→ **What the task requires**: Copy out all lines with the word "APEC" in them.
:: Materials provided ::
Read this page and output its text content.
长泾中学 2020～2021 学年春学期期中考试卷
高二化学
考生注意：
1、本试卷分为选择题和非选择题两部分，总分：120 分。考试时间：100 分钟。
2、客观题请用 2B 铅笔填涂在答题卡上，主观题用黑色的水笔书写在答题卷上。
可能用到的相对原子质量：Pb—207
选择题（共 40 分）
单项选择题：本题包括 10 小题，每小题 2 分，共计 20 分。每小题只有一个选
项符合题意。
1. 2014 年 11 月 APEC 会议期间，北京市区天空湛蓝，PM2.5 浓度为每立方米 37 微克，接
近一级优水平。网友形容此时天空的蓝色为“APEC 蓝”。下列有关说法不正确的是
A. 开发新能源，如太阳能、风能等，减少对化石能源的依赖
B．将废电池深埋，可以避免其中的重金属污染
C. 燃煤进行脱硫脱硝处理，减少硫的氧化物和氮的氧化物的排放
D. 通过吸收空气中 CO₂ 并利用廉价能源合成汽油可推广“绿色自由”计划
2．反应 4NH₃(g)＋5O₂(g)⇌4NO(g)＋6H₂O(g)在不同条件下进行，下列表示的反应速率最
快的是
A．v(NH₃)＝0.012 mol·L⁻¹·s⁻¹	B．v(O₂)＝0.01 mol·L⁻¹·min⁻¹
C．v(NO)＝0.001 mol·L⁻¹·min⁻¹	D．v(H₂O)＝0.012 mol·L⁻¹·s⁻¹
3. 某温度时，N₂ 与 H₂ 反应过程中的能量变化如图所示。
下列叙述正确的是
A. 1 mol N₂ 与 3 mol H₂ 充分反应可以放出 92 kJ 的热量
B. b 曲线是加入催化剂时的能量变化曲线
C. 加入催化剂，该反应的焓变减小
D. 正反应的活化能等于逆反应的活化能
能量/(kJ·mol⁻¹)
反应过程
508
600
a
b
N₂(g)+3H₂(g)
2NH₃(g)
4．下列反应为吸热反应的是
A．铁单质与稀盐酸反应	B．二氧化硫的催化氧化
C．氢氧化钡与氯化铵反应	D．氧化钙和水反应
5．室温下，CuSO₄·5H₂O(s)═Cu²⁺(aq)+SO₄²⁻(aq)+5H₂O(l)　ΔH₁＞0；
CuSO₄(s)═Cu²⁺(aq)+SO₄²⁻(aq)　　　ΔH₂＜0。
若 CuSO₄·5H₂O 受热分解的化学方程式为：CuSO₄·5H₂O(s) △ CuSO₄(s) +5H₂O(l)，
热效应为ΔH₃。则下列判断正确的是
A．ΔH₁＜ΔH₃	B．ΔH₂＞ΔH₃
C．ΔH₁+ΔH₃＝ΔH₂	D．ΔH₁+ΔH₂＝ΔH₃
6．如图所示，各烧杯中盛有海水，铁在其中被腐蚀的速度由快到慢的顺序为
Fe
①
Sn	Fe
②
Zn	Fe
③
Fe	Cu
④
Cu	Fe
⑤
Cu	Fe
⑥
:::
→ **Response**:
1. 2014 年 11 月 APEC 会议期间，北京市区天空湛蓝，PM2.5 浓度为每立方米 37 微克，接
近一级优水平。网友形容此时天空的蓝色为“APEC 蓝”。下列有关说法不正确的是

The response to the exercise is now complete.